I would like to think I enjoy a good comic book movie as much as the teenager next to me. But whenever we reach that essential climactic aerial battle where superheroes and super villains bounce of buildings, obliterating skylines and the five senses, my brain turns to snooze.

Wake me up in five minutes. If the destruction's not over, give me another five. I may be a fan of comic book movies, but I’m not a fan of comic book movie action.  

The latest of such spectacle comes via The Amazing Spider-Man 2, the sequel to the reboot of the profitable comic book franchise. I was hitting that snooze button immediately after the Marvel logo flickered across the screen, when we're greeted with a deadly standoff on a private jet that takes place before the main title appears. Snooze again soon after, as Andrew Garfield’s Spidey is chasing down Paul Giammatti’s Rhino, while juggling nuclear canisters through the streets of Manhattan, ensuring that insurance rates will skyrocket due to the path of destruction this mild introduction mandates.  

Over the course of two and a half hours, Manhattan is rocked a couple more times thanks to Jamie Foxx’s awkwardly developed villain Electro. Almost every time he produces a short circuit, a piece of a skyscraper comes tumbling down.  

The Amazing Spider-Man 2 is not a terrible movie. Beneath all the rubble, there’s a smaller, very fine movie trying to claw its way out, one that’s propelled on the strength of talented actors like Andrew Garfield, Emma Stone (who plays Spidey’s first love Gwen Stacy) and Dane Dehaan, a marvelous new addition tackling the role of Harry Osborne a.k.a. The Green Goblin.  

The fireworks between these characters, whether its flirtations or boardroom standoffs, would wake me up. The three even share a pivotal fight scene, a battle far more electrifying than anything Electro can produce particularly because it is character driven and intimate, in scale and destruction.  

The rest is bloat; comic book action movie bloat built on CGI shrapnel that's pieced together so that it can be blown apart, collected and recycled for the next movie. That bloat, so familiar and tedious, seems mandated by the genre, or at least what the corporate mentality dictates the genre to be.  

We see it in the recent Captain America: The Winter Soldier, a remarkable example of the superhero movie because it predominantly focuses on the repertoire between actors, small scale fights, chase sequences, and suspense reminiscent of the conspiracy thriller. The Winter Soldier impresses with such fine elements before giving in to the expectations of the comic book movie by delivering a climactic, destructive aerial battle that is in line with what we’ve seen in everything from Iron Man to The Avengers.  

And yet when we look back at The Avengers, the third highest-grossing movie of all time (not adjusted for inflation), it’s not the epic battle where CGI superheroes flail about amidst an army of CGI aliens we remember fondly. Instead, the comic chemistry between the likes of Robert Downey Jr. and Mark Ruffalo come to mind.  

The Marvel movies in particular, or at least the ones that have been both critically and financially successful, have built their appeal on strong actors filling out well-written characters. Yet, whether or not Downey Jr. is in the mix, each movie gives into the yawn factor because that’s how you sell them.

-=-=-

• _GIVEN REQUEST 1_: List every actor named in the review.
• _GIVEN REQUEST 2_: Transcribe the review from "I would like" to "book movie action.".
• _GIVEN REQUEST 3_: According to the review, where does The Avengers rank among the highest-grossing movies of all time?
The rows that come next are separate material, unrelated to the review.

• _EXTRACTED DATA_:
-=-=-

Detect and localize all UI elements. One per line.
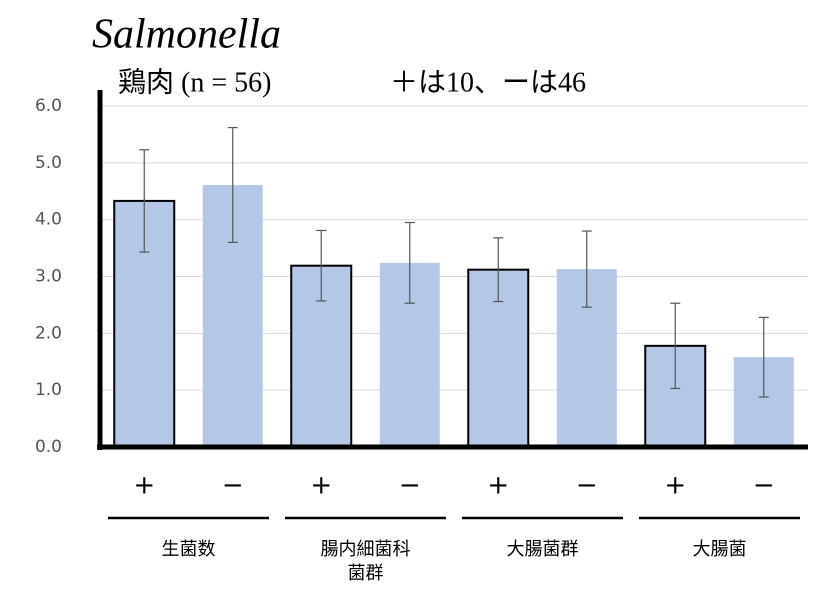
y-tick-label: 5.0 [35,153,62,173]
chart-subtitle: 鶏肉 (n = 56) [118,66,271,98]
x-tick-label: − [222,471,244,501]
chart-title: Salmonella [92,12,281,58]
x-tick-label: − [753,471,775,501]
group-label: 菌群 [348,563,384,584]
y-tick-label: 3.0 [35,267,62,287]
y-tick-label: 6.0 [35,96,62,116]
x-tick-label: + [310,471,332,501]
group-label: 腸内細菌科 [321,539,411,560]
y-tick-label: 4.0 [35,210,62,230]
group-label: 大腸菌群 [507,539,579,560]
y-tick-label: 1.0 [35,380,62,400]
x-tick-label: + [133,471,155,501]
x-tick-label: + [487,471,509,501]
x-tick-label: − [399,471,421,501]
x-tick-label: + [664,471,686,501]
y-tick-label: 0.0 [35,437,62,457]
y-tick-label: 2.0 [35,323,62,343]
x-tick-label: − [576,471,598,501]
group-label: 大腸菌 [693,539,747,560]
group-label: 生菌数 [162,539,216,560]
annotation: ＋は10、ーは46 [390,67,586,98]
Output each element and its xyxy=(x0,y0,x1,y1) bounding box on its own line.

-=-=-

• _WRITTEN SOLUTION 1_: Andrew Garfield, Paul Giammatti, Jamie Foxx, Emma Stone, Dane Dehaan, Robert Downey Jr., Mark Ruffalo

• _WRITTEN SOLUTION 2_:
I would like to think I enjoy a good comic book movie as much as the teenager next to me. But whenever we reach that essential climactic aerial battle where superheroes and super villains bounce of buildings, obliterating skylines and the five senses, my brain turns to snooze.

Wake me up in five minutes. If the destruction's not over, give me another five. I may be a fan of comic book movies, but I’m not a fan of comic book movie action.

• _WRITTEN SOLUTION 3_: It is the third highest-grossing movie of all time, not adjusted for inflation.